START Data entries

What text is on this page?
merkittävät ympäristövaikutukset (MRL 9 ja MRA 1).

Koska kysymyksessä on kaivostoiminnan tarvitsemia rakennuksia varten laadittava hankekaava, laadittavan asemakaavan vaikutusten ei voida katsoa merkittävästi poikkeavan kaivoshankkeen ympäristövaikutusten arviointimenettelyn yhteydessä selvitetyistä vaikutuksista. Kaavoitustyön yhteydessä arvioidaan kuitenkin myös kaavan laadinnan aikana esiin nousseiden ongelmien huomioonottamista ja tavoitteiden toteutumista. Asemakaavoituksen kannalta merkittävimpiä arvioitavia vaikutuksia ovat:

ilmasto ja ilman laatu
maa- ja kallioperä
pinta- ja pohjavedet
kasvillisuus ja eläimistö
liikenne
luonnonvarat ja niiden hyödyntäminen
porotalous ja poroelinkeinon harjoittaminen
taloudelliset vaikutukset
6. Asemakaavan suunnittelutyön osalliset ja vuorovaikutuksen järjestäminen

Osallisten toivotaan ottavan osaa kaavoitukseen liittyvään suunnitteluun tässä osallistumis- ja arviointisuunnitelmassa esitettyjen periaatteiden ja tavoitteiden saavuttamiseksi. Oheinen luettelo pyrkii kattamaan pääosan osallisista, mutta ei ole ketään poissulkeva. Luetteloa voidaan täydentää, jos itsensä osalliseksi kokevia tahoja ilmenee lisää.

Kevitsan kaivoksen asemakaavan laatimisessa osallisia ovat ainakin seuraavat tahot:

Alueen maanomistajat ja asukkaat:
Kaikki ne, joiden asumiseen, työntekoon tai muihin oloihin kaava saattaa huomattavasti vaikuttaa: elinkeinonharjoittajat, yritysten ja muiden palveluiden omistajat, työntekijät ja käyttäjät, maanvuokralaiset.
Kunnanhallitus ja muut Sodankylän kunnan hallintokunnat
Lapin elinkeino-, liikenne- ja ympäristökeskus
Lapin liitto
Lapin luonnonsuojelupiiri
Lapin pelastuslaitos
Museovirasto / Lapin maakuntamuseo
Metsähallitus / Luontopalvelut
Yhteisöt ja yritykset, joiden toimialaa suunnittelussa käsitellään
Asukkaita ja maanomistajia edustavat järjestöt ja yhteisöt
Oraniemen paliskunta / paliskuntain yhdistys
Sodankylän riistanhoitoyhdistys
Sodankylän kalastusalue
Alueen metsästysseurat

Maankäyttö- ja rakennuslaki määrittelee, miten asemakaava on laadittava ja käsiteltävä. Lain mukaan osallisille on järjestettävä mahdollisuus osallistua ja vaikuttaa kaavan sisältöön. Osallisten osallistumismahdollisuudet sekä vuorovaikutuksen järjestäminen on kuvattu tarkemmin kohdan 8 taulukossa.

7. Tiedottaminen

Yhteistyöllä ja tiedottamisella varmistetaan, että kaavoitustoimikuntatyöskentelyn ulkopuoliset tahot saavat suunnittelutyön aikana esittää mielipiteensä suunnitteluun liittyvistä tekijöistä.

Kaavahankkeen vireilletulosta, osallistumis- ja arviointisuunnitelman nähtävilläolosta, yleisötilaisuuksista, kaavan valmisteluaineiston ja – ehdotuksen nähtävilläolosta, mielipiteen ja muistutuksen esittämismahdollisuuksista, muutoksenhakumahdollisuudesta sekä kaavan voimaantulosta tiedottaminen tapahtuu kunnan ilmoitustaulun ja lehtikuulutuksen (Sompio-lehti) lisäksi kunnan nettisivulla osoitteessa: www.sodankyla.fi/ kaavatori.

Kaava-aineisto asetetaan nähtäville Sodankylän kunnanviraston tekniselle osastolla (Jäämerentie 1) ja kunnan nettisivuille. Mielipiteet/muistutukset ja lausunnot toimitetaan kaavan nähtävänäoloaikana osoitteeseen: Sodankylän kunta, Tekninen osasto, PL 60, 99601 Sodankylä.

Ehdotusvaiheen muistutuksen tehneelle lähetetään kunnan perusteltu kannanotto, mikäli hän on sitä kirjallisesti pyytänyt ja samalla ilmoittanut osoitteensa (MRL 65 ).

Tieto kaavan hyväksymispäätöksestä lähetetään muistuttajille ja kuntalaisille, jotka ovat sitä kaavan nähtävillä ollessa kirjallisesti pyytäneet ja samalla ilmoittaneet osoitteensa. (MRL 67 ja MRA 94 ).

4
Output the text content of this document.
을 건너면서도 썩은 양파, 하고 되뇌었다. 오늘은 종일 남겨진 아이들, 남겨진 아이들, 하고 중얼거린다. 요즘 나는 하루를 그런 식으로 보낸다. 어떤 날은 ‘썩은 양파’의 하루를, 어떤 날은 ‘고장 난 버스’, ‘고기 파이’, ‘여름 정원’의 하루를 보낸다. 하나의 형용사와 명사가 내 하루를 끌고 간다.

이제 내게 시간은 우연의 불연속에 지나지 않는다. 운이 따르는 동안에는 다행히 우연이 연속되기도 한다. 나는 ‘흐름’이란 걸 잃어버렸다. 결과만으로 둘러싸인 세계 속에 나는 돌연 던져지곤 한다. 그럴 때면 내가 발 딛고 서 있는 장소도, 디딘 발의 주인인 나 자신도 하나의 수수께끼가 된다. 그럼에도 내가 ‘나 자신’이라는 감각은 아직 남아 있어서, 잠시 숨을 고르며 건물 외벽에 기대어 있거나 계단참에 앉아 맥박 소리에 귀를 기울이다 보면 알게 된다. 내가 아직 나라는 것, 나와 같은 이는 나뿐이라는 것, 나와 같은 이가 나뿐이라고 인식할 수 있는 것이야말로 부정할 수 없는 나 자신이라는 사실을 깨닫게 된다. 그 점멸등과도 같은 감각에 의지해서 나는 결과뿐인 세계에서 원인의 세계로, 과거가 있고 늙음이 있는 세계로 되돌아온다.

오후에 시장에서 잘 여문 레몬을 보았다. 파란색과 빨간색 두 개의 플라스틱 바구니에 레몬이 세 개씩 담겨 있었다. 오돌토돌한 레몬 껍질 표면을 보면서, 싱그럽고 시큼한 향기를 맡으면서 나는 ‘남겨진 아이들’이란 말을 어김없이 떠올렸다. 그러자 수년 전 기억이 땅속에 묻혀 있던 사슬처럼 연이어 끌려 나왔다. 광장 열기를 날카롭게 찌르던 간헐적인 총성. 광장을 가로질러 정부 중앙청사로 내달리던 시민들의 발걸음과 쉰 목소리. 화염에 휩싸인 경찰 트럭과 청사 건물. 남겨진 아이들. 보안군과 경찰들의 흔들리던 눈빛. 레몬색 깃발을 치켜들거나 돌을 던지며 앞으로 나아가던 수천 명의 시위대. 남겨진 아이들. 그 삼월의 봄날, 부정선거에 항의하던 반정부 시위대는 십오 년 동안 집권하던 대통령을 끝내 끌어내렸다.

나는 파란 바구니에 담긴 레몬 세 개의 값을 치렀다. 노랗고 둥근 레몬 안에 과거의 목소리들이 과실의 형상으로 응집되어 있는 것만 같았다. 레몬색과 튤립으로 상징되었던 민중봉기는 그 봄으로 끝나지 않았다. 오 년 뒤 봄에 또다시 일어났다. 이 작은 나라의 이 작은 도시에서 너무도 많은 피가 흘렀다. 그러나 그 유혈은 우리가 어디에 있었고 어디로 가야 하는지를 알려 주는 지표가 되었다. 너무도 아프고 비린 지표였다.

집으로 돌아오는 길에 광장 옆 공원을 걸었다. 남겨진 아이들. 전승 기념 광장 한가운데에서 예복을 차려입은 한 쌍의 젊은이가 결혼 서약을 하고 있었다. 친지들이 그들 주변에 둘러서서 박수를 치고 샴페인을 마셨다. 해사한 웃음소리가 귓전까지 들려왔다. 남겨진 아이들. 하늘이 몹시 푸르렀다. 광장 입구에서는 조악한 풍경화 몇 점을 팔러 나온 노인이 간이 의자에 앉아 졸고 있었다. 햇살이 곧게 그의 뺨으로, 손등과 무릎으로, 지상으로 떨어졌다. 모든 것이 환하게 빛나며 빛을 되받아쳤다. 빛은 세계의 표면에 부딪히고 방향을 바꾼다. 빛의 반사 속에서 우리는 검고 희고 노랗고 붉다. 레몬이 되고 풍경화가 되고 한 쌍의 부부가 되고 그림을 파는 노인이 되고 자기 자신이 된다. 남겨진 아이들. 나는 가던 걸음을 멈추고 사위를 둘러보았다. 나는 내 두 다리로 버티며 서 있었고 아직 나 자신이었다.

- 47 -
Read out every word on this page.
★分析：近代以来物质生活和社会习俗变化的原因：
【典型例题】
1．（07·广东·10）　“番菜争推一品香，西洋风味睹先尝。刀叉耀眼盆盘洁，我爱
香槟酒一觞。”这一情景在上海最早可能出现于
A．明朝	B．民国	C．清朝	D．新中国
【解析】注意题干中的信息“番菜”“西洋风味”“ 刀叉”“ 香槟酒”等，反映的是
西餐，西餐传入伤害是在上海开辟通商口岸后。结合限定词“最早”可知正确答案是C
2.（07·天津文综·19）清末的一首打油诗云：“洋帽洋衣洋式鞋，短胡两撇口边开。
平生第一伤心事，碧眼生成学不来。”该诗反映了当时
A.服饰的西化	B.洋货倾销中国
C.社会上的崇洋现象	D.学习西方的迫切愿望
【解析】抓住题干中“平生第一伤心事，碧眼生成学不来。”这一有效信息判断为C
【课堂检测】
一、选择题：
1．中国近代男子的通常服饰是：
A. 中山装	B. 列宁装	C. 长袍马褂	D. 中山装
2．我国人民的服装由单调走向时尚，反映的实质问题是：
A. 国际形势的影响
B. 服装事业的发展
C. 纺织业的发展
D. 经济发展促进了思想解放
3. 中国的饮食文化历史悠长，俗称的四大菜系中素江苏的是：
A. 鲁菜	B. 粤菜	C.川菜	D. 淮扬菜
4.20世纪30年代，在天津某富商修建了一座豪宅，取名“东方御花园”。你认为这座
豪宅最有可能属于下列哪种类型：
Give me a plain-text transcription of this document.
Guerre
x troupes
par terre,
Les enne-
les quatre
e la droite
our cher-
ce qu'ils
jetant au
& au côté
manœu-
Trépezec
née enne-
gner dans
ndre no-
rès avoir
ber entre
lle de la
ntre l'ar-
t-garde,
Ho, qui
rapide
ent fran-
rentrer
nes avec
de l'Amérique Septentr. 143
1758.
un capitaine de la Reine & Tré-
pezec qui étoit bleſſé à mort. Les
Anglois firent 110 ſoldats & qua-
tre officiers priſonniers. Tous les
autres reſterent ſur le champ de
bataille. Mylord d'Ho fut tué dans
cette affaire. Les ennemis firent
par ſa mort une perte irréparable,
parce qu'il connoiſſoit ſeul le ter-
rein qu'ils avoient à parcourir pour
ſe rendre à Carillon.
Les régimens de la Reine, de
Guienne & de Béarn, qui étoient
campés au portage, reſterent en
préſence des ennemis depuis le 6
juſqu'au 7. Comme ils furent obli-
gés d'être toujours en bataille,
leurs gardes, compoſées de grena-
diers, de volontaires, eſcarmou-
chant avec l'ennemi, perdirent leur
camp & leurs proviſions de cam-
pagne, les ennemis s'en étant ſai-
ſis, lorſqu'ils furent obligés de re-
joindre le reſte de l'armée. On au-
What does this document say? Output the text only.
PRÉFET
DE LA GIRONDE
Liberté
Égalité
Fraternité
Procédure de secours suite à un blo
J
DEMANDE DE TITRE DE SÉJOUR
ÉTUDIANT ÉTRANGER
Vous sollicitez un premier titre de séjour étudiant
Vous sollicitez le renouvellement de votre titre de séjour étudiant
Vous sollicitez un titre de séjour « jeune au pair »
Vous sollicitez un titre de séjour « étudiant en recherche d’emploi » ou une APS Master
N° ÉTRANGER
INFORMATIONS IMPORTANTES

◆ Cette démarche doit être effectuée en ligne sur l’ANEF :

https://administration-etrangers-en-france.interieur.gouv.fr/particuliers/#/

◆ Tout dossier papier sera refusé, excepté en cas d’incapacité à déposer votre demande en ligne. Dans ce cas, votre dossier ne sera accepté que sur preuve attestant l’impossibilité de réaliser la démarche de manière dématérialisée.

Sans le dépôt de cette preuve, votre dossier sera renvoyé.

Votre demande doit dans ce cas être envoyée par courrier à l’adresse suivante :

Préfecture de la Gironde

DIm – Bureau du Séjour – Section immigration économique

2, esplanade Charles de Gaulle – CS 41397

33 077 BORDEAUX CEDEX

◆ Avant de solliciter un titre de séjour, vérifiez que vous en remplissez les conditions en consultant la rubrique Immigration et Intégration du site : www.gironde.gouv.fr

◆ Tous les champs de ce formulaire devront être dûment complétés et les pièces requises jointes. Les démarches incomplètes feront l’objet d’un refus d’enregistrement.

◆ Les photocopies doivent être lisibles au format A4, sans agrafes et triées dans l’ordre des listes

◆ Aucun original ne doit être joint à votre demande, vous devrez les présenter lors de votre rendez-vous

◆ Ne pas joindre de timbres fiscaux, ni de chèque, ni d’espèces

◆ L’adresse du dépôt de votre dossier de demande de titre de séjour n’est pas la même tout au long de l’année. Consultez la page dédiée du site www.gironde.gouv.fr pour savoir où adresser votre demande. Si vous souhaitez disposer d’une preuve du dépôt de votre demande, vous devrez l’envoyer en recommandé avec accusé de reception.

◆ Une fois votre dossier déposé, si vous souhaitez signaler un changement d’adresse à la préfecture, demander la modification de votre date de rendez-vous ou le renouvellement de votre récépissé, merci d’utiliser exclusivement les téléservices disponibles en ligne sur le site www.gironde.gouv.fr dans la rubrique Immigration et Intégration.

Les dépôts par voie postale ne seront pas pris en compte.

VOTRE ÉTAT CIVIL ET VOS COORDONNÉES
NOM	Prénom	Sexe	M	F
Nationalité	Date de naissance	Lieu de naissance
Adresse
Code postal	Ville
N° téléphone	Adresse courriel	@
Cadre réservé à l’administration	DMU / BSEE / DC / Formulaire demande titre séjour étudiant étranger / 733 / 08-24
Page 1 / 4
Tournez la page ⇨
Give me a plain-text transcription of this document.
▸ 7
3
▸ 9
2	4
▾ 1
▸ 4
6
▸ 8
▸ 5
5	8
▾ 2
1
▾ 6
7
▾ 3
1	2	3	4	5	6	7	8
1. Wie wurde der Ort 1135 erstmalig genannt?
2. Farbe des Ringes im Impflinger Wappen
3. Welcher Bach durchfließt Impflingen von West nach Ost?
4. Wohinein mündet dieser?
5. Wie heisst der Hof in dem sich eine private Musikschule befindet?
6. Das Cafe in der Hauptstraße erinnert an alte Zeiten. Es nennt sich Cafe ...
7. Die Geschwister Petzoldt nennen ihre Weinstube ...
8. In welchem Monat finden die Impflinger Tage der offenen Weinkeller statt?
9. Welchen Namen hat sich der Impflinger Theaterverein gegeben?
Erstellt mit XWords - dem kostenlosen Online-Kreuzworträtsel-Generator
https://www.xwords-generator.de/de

END Data entries

What the task asks: Using the records above, list each line that includes "this".

Full output:
What text is on this page?
Output the text content of this document.
Read out every word on this page.
Give me a plain-text transcription of this document.
What does this document say? Output the text only.
Give me a plain-text transcription of this document.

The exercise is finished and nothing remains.